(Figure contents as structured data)

■ ■ ■ ■ ■

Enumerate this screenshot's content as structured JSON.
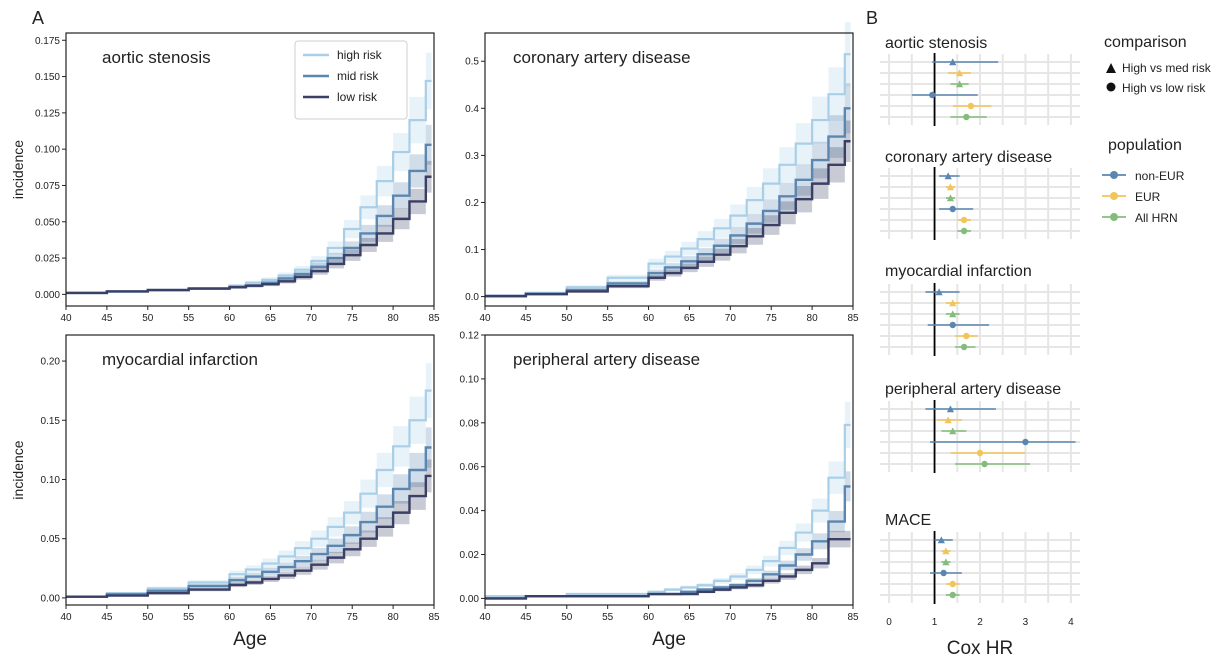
{
  "figure": {
    "panel_a_letter": "A",
    "panel_b_letter": "B",
    "x_axis_label": "Age",
    "y_axis_label": "incidence",
    "forest_x_axis_label": "Cox HR"
  },
  "colors": {
    "high_risk": "#a9cfe8",
    "mid_risk": "#5b86b0",
    "low_risk": "#3a3f66",
    "non_eur": "#5b86b0",
    "eur": "#f2c45c",
    "all_hrn": "#84bd7b"
  },
  "chart_data": [
    {
      "type": "line",
      "title": "aortic stenosis",
      "xlabel": "",
      "ylabel": "incidence",
      "xlim": [
        40,
        85
      ],
      "ylim": [
        -0.008,
        0.18
      ],
      "xticks": [
        "40",
        "45",
        "50",
        "55",
        "60",
        "65",
        "70",
        "75",
        "80",
        "85"
      ],
      "yticks": [
        "0.000",
        "0.025",
        "0.050",
        "0.075",
        "0.100",
        "0.125",
        "0.150",
        "0.175"
      ],
      "legend": {
        "placement": "top-right",
        "entries": [
          "high risk",
          "mid risk",
          "low risk"
        ]
      },
      "x": [
        40,
        45,
        50,
        55,
        60,
        62,
        64,
        66,
        68,
        70,
        72,
        74,
        76,
        78,
        80,
        82,
        84
      ],
      "series": [
        {
          "name": "high risk",
          "values": [
            0.001,
            0.002,
            0.003,
            0.004,
            0.006,
            0.008,
            0.01,
            0.013,
            0.017,
            0.023,
            0.032,
            0.045,
            0.06,
            0.078,
            0.098,
            0.12,
            0.147
          ]
        },
        {
          "name": "mid risk",
          "values": [
            0.001,
            0.002,
            0.003,
            0.004,
            0.005,
            0.006,
            0.008,
            0.011,
            0.014,
            0.019,
            0.025,
            0.032,
            0.042,
            0.054,
            0.068,
            0.085,
            0.103
          ]
        },
        {
          "name": "low risk",
          "values": [
            0.001,
            0.002,
            0.003,
            0.004,
            0.005,
            0.006,
            0.007,
            0.009,
            0.012,
            0.016,
            0.021,
            0.027,
            0.034,
            0.042,
            0.052,
            0.064,
            0.081
          ]
        }
      ]
    },
    {
      "type": "line",
      "title": "coronary artery disease",
      "xlabel": "",
      "ylabel": "",
      "xlim": [
        40,
        85
      ],
      "ylim": [
        -0.02,
        0.56
      ],
      "xticks": [
        "40",
        "45",
        "50",
        "55",
        "60",
        "65",
        "70",
        "75",
        "80",
        "85"
      ],
      "yticks": [
        "0.0",
        "0.1",
        "0.2",
        "0.3",
        "0.4",
        "0.5"
      ],
      "x": [
        40,
        45,
        50,
        55,
        60,
        62,
        64,
        66,
        68,
        70,
        72,
        74,
        76,
        78,
        80,
        82,
        84
      ],
      "series": [
        {
          "name": "high risk",
          "values": [
            0.002,
            0.008,
            0.02,
            0.04,
            0.07,
            0.085,
            0.102,
            0.122,
            0.145,
            0.172,
            0.205,
            0.24,
            0.28,
            0.325,
            0.375,
            0.43,
            0.515
          ]
        },
        {
          "name": "mid risk",
          "values": [
            0.001,
            0.006,
            0.014,
            0.028,
            0.05,
            0.062,
            0.075,
            0.09,
            0.108,
            0.13,
            0.155,
            0.182,
            0.213,
            0.248,
            0.29,
            0.34,
            0.4
          ]
        },
        {
          "name": "low risk",
          "values": [
            0.001,
            0.005,
            0.011,
            0.022,
            0.04,
            0.05,
            0.061,
            0.074,
            0.089,
            0.107,
            0.128,
            0.152,
            0.178,
            0.207,
            0.24,
            0.28,
            0.33
          ]
        }
      ]
    },
    {
      "type": "line",
      "title": "myocardial infarction",
      "xlabel": "Age",
      "ylabel": "incidence",
      "xlim": [
        40,
        85
      ],
      "ylim": [
        -0.006,
        0.222
      ],
      "xticks": [
        "40",
        "45",
        "50",
        "55",
        "60",
        "65",
        "70",
        "75",
        "80",
        "85"
      ],
      "yticks": [
        "0.00",
        "0.05",
        "0.10",
        "0.15",
        "0.20"
      ],
      "x": [
        40,
        45,
        50,
        55,
        60,
        62,
        64,
        66,
        68,
        70,
        72,
        74,
        76,
        78,
        80,
        82,
        84
      ],
      "series": [
        {
          "name": "high risk",
          "values": [
            0.001,
            0.004,
            0.008,
            0.013,
            0.02,
            0.024,
            0.029,
            0.035,
            0.042,
            0.05,
            0.06,
            0.072,
            0.088,
            0.108,
            0.128,
            0.15,
            0.175
          ]
        },
        {
          "name": "mid risk",
          "values": [
            0.001,
            0.003,
            0.006,
            0.01,
            0.015,
            0.018,
            0.022,
            0.026,
            0.031,
            0.037,
            0.044,
            0.053,
            0.064,
            0.077,
            0.092,
            0.108,
            0.127
          ]
        },
        {
          "name": "low risk",
          "values": [
            0.001,
            0.002,
            0.004,
            0.007,
            0.011,
            0.013,
            0.016,
            0.019,
            0.023,
            0.028,
            0.034,
            0.041,
            0.05,
            0.06,
            0.072,
            0.086,
            0.103
          ]
        }
      ]
    },
    {
      "type": "line",
      "title": "peripheral artery disease",
      "xlabel": "Age",
      "ylabel": "",
      "xlim": [
        40,
        85
      ],
      "ylim": [
        -0.003,
        0.12
      ],
      "xticks": [
        "40",
        "45",
        "50",
        "55",
        "60",
        "65",
        "70",
        "75",
        "80",
        "85"
      ],
      "yticks": [
        "0.00",
        "0.02",
        "0.04",
        "0.06",
        "0.08",
        "0.10",
        "0.12"
      ],
      "x": [
        40,
        45,
        50,
        55,
        60,
        62,
        64,
        66,
        68,
        70,
        72,
        74,
        76,
        78,
        80,
        82,
        84
      ],
      "series": [
        {
          "name": "high risk",
          "values": [
            0.001,
            0.001,
            0.002,
            0.002,
            0.003,
            0.004,
            0.005,
            0.006,
            0.008,
            0.01,
            0.013,
            0.017,
            0.023,
            0.03,
            0.04,
            0.055,
            0.079
          ]
        },
        {
          "name": "mid risk",
          "values": [
            0.0,
            0.001,
            0.001,
            0.001,
            0.002,
            0.002,
            0.003,
            0.004,
            0.005,
            0.006,
            0.008,
            0.011,
            0.015,
            0.02,
            0.026,
            0.035,
            0.051
          ]
        },
        {
          "name": "low risk",
          "values": [
            0.0,
            0.001,
            0.001,
            0.001,
            0.002,
            0.002,
            0.002,
            0.003,
            0.004,
            0.005,
            0.006,
            0.008,
            0.01,
            0.013,
            0.016,
            0.027,
            0.027
          ]
        }
      ]
    },
    {
      "type": "scatter",
      "xlabel": "Cox HR",
      "xlim": [
        -0.2,
        4.2
      ],
      "xticks": [
        "0",
        "1",
        "2",
        "3",
        "4"
      ],
      "reference_line": 1,
      "legend": {
        "placement": "right",
        "comparison_title": "comparison",
        "comparison_entries": [
          "High vs med risk",
          "High vs low risk"
        ],
        "population_title": "population",
        "population_entries": [
          "non-EUR",
          "EUR",
          "All HRN"
        ]
      },
      "groups": [
        {
          "title": "aortic stenosis",
          "rows": [
            {
              "population": "non-EUR",
              "comparison": "High vs med risk",
              "hr": 1.4,
              "lo": 0.95,
              "hi": 2.4
            },
            {
              "population": "EUR",
              "comparison": "High vs med risk",
              "hr": 1.55,
              "lo": 1.3,
              "hi": 1.8
            },
            {
              "population": "All HRN",
              "comparison": "High vs med risk",
              "hr": 1.55,
              "lo": 1.35,
              "hi": 1.75
            },
            {
              "population": "non-EUR",
              "comparison": "High vs low risk",
              "hr": 0.95,
              "lo": 0.5,
              "hi": 1.95
            },
            {
              "population": "EUR",
              "comparison": "High vs low risk",
              "hr": 1.8,
              "lo": 1.4,
              "hi": 2.25
            },
            {
              "population": "All HRN",
              "comparison": "High vs low risk",
              "hr": 1.7,
              "lo": 1.35,
              "hi": 2.15
            }
          ]
        },
        {
          "title": "coronary artery disease",
          "rows": [
            {
              "population": "non-EUR",
              "comparison": "High vs med risk",
              "hr": 1.3,
              "lo": 1.1,
              "hi": 1.55
            },
            {
              "population": "EUR",
              "comparison": "High vs med risk",
              "hr": 1.35,
              "lo": 1.25,
              "hi": 1.45
            },
            {
              "population": "All HRN",
              "comparison": "High vs med risk",
              "hr": 1.35,
              "lo": 1.25,
              "hi": 1.45
            },
            {
              "population": "non-EUR",
              "comparison": "High vs low risk",
              "hr": 1.4,
              "lo": 1.1,
              "hi": 1.85
            },
            {
              "population": "EUR",
              "comparison": "High vs low risk",
              "hr": 1.65,
              "lo": 1.5,
              "hi": 1.8
            },
            {
              "population": "All HRN",
              "comparison": "High vs low risk",
              "hr": 1.65,
              "lo": 1.5,
              "hi": 1.8
            }
          ]
        },
        {
          "title": "myocardial infarction",
          "rows": [
            {
              "population": "non-EUR",
              "comparison": "High vs med risk",
              "hr": 1.1,
              "lo": 0.8,
              "hi": 1.55
            },
            {
              "population": "EUR",
              "comparison": "High vs med risk",
              "hr": 1.4,
              "lo": 1.25,
              "hi": 1.55
            },
            {
              "population": "All HRN",
              "comparison": "High vs med risk",
              "hr": 1.4,
              "lo": 1.25,
              "hi": 1.55
            },
            {
              "population": "non-EUR",
              "comparison": "High vs low risk",
              "hr": 1.4,
              "lo": 0.85,
              "hi": 2.2
            },
            {
              "population": "EUR",
              "comparison": "High vs low risk",
              "hr": 1.7,
              "lo": 1.45,
              "hi": 1.95
            },
            {
              "population": "All HRN",
              "comparison": "High vs low risk",
              "hr": 1.65,
              "lo": 1.45,
              "hi": 1.9
            }
          ]
        },
        {
          "title": "peripheral artery disease",
          "rows": [
            {
              "population": "non-EUR",
              "comparison": "High vs med risk",
              "hr": 1.35,
              "lo": 0.8,
              "hi": 2.35
            },
            {
              "population": "EUR",
              "comparison": "High vs med risk",
              "hr": 1.3,
              "lo": 1.05,
              "hi": 1.6
            },
            {
              "population": "All HRN",
              "comparison": "High vs med risk",
              "hr": 1.4,
              "lo": 1.15,
              "hi": 1.7
            },
            {
              "population": "non-EUR",
              "comparison": "High vs low risk",
              "hr": 3.0,
              "lo": 0.9,
              "hi": 4.1
            },
            {
              "population": "EUR",
              "comparison": "High vs low risk",
              "hr": 2.0,
              "lo": 1.35,
              "hi": 3.0
            },
            {
              "population": "All HRN",
              "comparison": "High vs low risk",
              "hr": 2.1,
              "lo": 1.45,
              "hi": 3.1
            }
          ]
        },
        {
          "title": "MACE",
          "rows": [
            {
              "population": "non-EUR",
              "comparison": "High vs med risk",
              "hr": 1.15,
              "lo": 1.0,
              "hi": 1.4
            },
            {
              "population": "EUR",
              "comparison": "High vs med risk",
              "hr": 1.25,
              "lo": 1.15,
              "hi": 1.35
            },
            {
              "population": "All HRN",
              "comparison": "High vs med risk",
              "hr": 1.25,
              "lo": 1.15,
              "hi": 1.35
            },
            {
              "population": "non-EUR",
              "comparison": "High vs low risk",
              "hr": 1.2,
              "lo": 0.9,
              "hi": 1.6
            },
            {
              "population": "EUR",
              "comparison": "High vs low risk",
              "hr": 1.4,
              "lo": 1.25,
              "hi": 1.55
            },
            {
              "population": "All HRN",
              "comparison": "High vs low risk",
              "hr": 1.4,
              "lo": 1.25,
              "hi": 1.55
            }
          ]
        }
      ]
    }
  ]
}
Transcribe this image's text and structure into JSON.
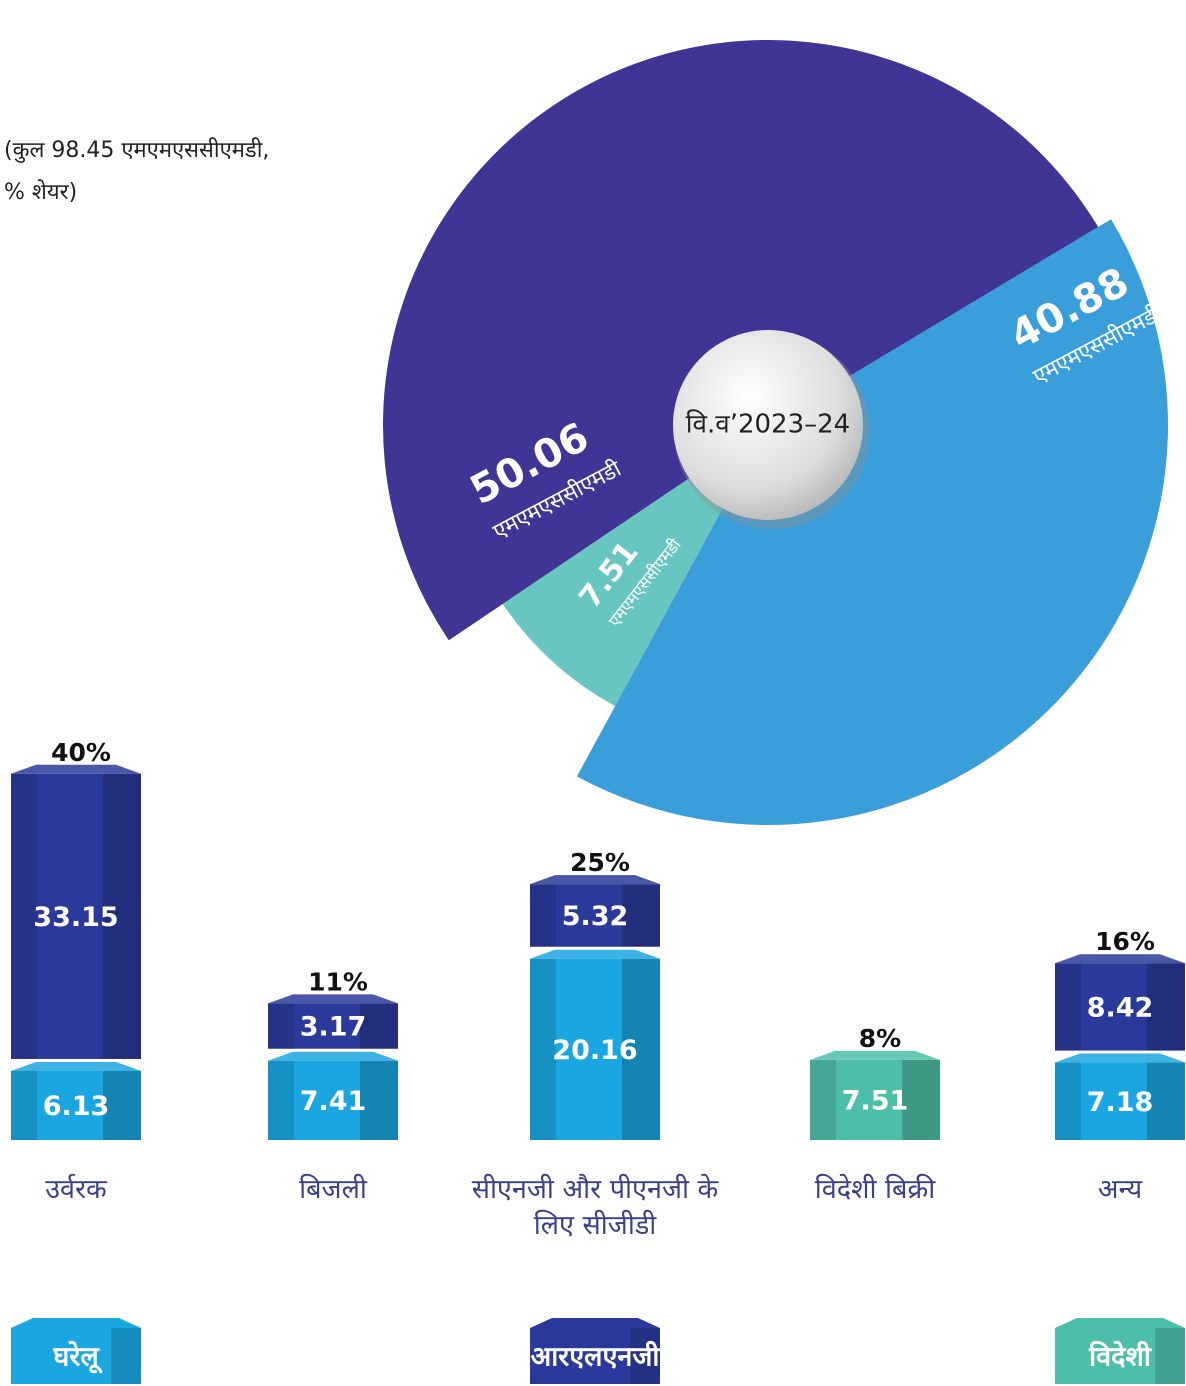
{
  "chart_data": [
    {
      "type": "pie",
      "note": [
        "(कुल 98.45 एमएमएससीएमडी,",
        "% शेयर)"
      ],
      "center_label": "वि.व’2023–24",
      "unit": "एमएमएससीएमडी",
      "values": [
        50.06,
        40.88,
        7.51
      ],
      "colors": [
        "#3f3594",
        "#3a9edb",
        "#67c6bf"
      ]
    },
    {
      "type": "bar",
      "stacked": true,
      "categories": [
        "उर्वरक",
        "बिजली",
        "सीएनजी और पीएनजी के लिए सीजीडी",
        "विदेशी बिक्री",
        "अन्य"
      ],
      "shares": [
        40,
        11,
        25,
        8,
        16
      ],
      "share_labels": [
        "40%",
        "11%",
        "25%",
        "8%",
        "16%"
      ],
      "series": [
        {
          "name": "घरेलू",
          "color": "#1aa6e0",
          "values": [
            6.13,
            7.41,
            20.16,
            null,
            7.18
          ]
        },
        {
          "name": "आरएलएनजी",
          "color": "#2b3a9a",
          "values": [
            33.15,
            3.17,
            5.32,
            null,
            8.42
          ]
        },
        {
          "name": "विदेशी",
          "color": "#4dbfa8",
          "values": [
            null,
            null,
            null,
            7.51,
            null
          ]
        }
      ]
    }
  ]
}
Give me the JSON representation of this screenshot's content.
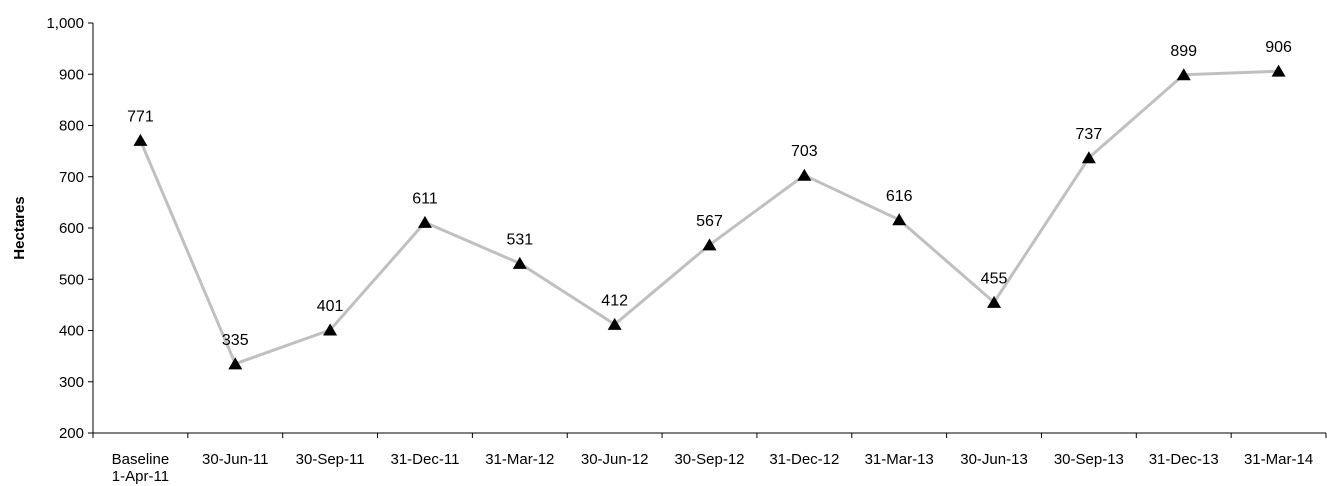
{
  "chart_data": {
    "type": "line",
    "title": "",
    "xlabel": "",
    "ylabel": "Hectares",
    "ylim": [
      200,
      1000
    ],
    "yticks": [
      "200",
      "300",
      "400",
      "500",
      "600",
      "700",
      "800",
      "900",
      "1,000"
    ],
    "grid": false,
    "legend": "none",
    "marker": "triangle",
    "line_color": "#c0c0c0",
    "marker_color": "#000000",
    "categories": [
      [
        "Baseline",
        "1-Apr-11"
      ],
      [
        "30-Jun-11"
      ],
      [
        "30-Sep-11"
      ],
      [
        "31-Dec-11"
      ],
      [
        "31-Mar-12"
      ],
      [
        "30-Jun-12"
      ],
      [
        "30-Sep-12"
      ],
      [
        "31-Dec-12"
      ],
      [
        "31-Mar-13"
      ],
      [
        "30-Jun-13"
      ],
      [
        "30-Sep-13"
      ],
      [
        "31-Dec-13"
      ],
      [
        "31-Mar-14"
      ]
    ],
    "series": [
      {
        "values": [
          771,
          335,
          401,
          611,
          531,
          412,
          567,
          703,
          616,
          455,
          737,
          899,
          906
        ]
      }
    ]
  }
}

■ ■ ■ ■ ■

■ **EXERCISE OBJECTIVE**:
Copy out every line in the listing where the word "screenshot" appears.

■ **TASK RESULT**:
Enumerate this screenshot's content as structured JSON.
Give me the JSON representation of this screenshot's content.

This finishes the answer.